__TASK OBJECTIVE__: In the listing below, identify each line with the word "countries" and return those lines.

__SUPPLIED RECORDS__:
┌────────

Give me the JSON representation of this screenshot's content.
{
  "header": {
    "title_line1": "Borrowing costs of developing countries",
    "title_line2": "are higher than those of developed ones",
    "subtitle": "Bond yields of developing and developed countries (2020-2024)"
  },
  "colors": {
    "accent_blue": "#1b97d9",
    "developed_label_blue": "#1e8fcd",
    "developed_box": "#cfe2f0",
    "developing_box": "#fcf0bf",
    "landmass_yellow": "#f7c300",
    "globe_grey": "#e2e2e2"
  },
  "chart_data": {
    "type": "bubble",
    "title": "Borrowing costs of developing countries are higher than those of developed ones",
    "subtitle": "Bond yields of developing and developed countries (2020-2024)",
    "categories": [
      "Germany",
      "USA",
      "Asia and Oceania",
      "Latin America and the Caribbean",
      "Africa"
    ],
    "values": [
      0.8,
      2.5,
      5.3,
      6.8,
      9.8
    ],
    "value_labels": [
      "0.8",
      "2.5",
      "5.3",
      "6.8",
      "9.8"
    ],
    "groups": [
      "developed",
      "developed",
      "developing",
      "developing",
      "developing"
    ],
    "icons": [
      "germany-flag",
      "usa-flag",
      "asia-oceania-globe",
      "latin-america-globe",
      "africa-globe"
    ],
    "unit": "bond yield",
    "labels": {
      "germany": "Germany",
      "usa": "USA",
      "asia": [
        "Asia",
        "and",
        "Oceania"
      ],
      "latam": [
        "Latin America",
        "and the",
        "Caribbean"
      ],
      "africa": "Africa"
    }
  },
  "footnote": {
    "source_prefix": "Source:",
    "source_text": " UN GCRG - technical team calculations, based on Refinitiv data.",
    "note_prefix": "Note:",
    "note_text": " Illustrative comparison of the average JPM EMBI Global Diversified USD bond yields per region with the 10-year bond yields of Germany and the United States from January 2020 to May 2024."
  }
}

└────────
┌────────

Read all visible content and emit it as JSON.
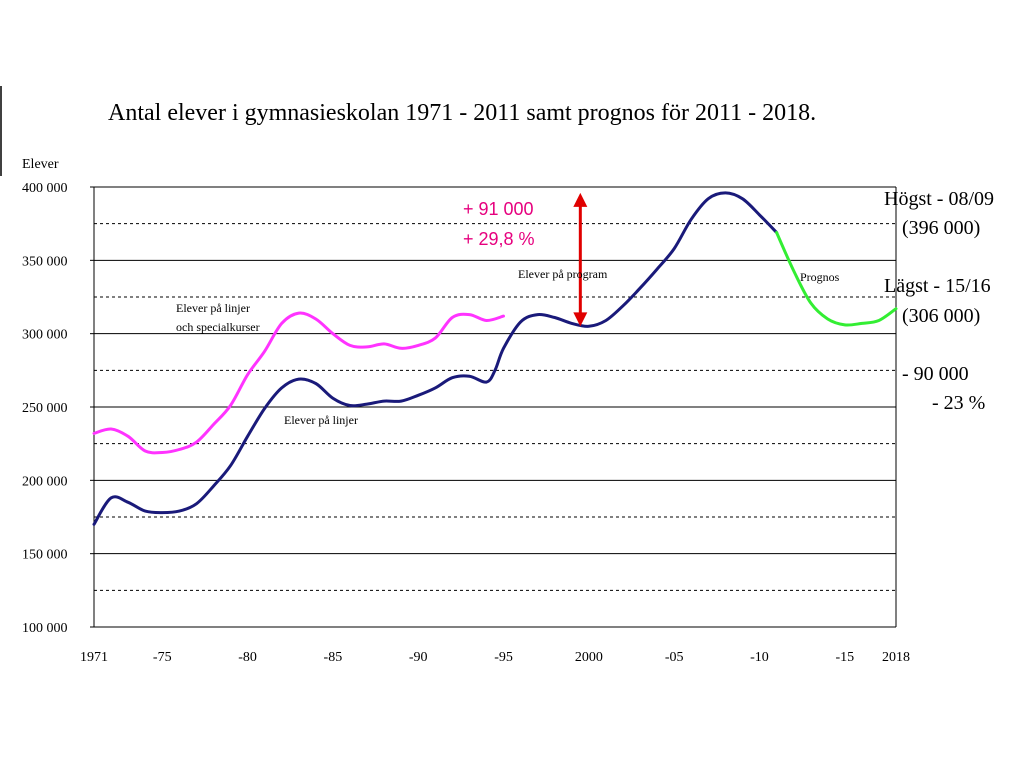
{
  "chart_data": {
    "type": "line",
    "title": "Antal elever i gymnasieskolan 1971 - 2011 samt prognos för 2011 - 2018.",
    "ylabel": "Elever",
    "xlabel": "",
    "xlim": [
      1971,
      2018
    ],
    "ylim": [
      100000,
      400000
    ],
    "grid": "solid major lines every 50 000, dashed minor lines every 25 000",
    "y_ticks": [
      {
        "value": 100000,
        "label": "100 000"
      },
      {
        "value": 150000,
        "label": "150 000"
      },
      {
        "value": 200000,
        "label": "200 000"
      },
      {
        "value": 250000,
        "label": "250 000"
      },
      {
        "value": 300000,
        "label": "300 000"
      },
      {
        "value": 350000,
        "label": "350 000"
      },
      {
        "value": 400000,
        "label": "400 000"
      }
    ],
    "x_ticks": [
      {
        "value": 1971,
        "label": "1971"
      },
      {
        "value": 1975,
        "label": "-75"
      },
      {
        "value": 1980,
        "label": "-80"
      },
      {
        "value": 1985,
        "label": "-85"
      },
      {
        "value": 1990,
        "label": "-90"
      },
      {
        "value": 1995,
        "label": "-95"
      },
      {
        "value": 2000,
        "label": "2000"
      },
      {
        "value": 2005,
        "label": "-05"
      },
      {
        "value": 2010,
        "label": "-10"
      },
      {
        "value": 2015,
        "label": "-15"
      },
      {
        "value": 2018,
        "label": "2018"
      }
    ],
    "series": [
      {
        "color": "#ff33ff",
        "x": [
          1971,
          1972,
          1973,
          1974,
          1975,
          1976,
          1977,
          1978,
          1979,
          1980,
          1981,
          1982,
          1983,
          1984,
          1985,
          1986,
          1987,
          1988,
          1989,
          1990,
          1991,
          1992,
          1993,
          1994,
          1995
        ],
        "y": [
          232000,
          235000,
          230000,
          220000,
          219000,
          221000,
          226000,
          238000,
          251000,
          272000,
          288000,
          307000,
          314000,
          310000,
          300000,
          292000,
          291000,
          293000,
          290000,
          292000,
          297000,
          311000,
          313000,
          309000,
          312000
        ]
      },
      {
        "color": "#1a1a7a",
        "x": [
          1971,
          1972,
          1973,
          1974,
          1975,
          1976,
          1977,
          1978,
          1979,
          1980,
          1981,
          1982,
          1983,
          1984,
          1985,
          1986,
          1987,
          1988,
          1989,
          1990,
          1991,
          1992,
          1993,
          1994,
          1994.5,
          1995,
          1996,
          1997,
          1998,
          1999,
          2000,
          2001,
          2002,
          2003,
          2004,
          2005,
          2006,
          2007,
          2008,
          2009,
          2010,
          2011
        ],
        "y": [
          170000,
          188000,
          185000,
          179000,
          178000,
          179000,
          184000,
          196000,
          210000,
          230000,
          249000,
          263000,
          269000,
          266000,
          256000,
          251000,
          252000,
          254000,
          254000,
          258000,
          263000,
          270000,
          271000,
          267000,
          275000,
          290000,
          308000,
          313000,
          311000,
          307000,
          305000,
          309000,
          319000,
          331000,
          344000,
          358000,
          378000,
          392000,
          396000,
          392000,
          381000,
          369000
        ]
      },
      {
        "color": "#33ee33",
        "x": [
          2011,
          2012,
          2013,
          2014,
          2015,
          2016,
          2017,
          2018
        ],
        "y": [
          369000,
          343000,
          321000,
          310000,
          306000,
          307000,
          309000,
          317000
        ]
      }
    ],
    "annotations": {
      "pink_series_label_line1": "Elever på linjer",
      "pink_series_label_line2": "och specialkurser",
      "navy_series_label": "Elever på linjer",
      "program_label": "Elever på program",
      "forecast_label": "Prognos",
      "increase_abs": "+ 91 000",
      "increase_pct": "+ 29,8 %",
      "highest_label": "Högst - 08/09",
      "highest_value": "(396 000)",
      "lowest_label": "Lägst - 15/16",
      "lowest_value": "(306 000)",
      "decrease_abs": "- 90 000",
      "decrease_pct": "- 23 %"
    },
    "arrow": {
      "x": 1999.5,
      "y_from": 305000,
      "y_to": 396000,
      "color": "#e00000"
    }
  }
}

└────────

__FINISHED EXERCISE__:
    "title_line1": "Borrowing costs of developing countries",
    "subtitle": "Bond yields of developing and developed countries (2020-2024)"
    "title": "Borrowing costs of developing countries are higher than those of developed ones",
    "subtitle": "Bond yields of developing and developed countries (2020-2024)",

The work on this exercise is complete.